Stored data
··········
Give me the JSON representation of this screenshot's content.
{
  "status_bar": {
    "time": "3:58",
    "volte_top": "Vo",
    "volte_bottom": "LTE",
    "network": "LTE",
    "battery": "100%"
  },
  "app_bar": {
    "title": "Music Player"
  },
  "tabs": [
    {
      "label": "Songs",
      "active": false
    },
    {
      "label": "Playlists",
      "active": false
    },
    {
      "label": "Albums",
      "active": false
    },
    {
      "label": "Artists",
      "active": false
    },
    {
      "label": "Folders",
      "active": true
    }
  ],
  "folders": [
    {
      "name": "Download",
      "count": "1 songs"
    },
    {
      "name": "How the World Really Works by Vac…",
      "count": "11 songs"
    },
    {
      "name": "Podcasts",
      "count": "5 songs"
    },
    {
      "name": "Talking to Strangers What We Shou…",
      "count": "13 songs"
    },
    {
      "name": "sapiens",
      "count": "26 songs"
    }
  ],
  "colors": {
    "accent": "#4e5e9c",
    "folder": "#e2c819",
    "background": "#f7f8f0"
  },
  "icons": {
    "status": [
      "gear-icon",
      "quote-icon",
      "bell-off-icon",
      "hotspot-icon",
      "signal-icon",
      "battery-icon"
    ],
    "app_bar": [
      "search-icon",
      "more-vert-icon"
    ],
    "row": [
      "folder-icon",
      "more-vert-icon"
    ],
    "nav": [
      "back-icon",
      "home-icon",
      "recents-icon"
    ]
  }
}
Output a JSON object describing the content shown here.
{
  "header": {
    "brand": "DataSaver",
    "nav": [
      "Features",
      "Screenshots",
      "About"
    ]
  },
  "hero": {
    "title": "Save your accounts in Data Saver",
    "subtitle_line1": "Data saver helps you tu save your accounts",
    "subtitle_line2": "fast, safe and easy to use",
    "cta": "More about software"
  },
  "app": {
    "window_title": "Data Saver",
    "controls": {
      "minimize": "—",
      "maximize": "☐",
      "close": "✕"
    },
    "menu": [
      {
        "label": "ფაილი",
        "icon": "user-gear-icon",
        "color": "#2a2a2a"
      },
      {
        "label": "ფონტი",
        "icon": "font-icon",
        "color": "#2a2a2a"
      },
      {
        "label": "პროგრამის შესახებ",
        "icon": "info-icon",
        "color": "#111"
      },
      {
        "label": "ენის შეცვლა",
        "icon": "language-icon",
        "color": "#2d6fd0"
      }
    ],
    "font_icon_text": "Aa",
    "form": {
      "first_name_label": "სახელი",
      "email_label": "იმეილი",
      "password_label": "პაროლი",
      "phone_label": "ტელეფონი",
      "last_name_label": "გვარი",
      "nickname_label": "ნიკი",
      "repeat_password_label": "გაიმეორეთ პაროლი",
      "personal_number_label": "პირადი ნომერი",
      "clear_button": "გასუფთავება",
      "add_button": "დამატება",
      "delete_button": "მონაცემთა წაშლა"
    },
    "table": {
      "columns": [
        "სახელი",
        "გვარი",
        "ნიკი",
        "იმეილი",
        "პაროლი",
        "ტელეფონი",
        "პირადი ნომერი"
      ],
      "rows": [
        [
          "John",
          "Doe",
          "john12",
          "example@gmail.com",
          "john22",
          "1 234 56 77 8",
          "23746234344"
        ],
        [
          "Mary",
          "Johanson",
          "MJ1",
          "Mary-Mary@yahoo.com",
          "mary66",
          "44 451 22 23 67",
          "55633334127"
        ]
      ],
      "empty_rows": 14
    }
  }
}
··········
THE EXERCISE
Write out the records above again, keeping each one identical to the original.

SOLUTION BELOW
Give me the JSON representation of this screenshot's content.
{
  "status_bar": {
    "time": "3:58",
    "volte_top": "Vo",
    "volte_bottom": "LTE",
    "network": "LTE",
    "battery": "100%"
  },
  "app_bar": {
    "title": "Music Player"
  },
  "tabs": [
    {
      "label": "Songs",
      "active": false
    },
    {
      "label": "Playlists",
      "active": false
    },
    {
      "label": "Albums",
      "active": false
    },
    {
      "label": "Artists",
      "active": false
    },
    {
      "label": "Folders",
      "active": true
    }
  ],
  "folders": [
    {
      "name": "Download",
      "count": "1 songs"
    },
    {
      "name": "How the World Really Works by Vac…",
      "count": "11 songs"
    },
    {
      "name": "Podcasts",
      "count": "5 songs"
    },
    {
      "name": "Talking to Strangers What We Shou…",
      "count": "13 songs"
    },
    {
      "name": "sapiens",
      "count": "26 songs"
    }
  ],
  "colors": {
    "accent": "#4e5e9c",
    "folder": "#e2c819",
    "background": "#f7f8f0"
  },
  "icons": {
    "status": [
      "gear-icon",
      "quote-icon",
      "bell-off-icon",
      "hotspot-icon",
      "signal-icon",
      "battery-icon"
    ],
    "app_bar": [
      "search-icon",
      "more-vert-icon"
    ],
    "row": [
      "folder-icon",
      "more-vert-icon"
    ],
    "nav": [
      "back-icon",
      "home-icon",
      "recents-icon"
    ]
  }
}
Output a JSON object describing the content shown here.
{
  "header": {
    "brand": "DataSaver",
    "nav": [
      "Features",
      "Screenshots",
      "About"
    ]
  },
  "hero": {
    "title": "Save your accounts in Data Saver",
    "subtitle_line1": "Data saver helps you tu save your accounts",
    "subtitle_line2": "fast, safe and easy to use",
    "cta": "More about software"
  },
  "app": {
    "window_title": "Data Saver",
    "controls": {
      "minimize": "—",
      "maximize": "☐",
      "close": "✕"
    },
    "menu": [
      {
        "label": "ფაილი",
        "icon": "user-gear-icon",
        "color": "#2a2a2a"
      },
      {
        "label": "ფონტი",
        "icon": "font-icon",
        "color": "#2a2a2a"
      },
      {
        "label": "პროგრამის შესახებ",
        "icon": "info-icon",
        "color": "#111"
      },
      {
        "label": "ენის შეცვლა",
        "icon": "language-icon",
        "color": "#2d6fd0"
      }
    ],
    "font_icon_text": "Aa",
    "form": {
      "first_name_label": "სახელი",
      "email_label": "იმეილი",
      "password_label": "პაროლი",
      "phone_label": "ტელეფონი",
      "last_name_label": "გვარი",
      "nickname_label": "ნიკი",
      "repeat_password_label": "გაიმეორეთ პაროლი",
      "personal_number_label": "პირადი ნომერი",
      "clear_button": "გასუფთავება",
      "add_button": "დამატება",
      "delete_button": "მონაცემთა წაშლა"
    },
    "table": {
      "columns": [
        "სახელი",
        "გვარი",
        "ნიკი",
        "იმეილი",
        "პაროლი",
        "ტელეფონი",
        "პირადი ნომერი"
      ],
      "rows": [
        [
          "John",
          "Doe",
          "john12",
          "example@gmail.com",
          "john22",
          "1 234 56 77 8",
          "23746234344"
        ],
        [
          "Mary",
          "Johanson",
          "MJ1",
          "Mary-Mary@yahoo.com",
          "mary66",
          "44 451 22 23 67",
          "55633334127"
        ]
      ],
      "empty_rows": 14
    }
  }
}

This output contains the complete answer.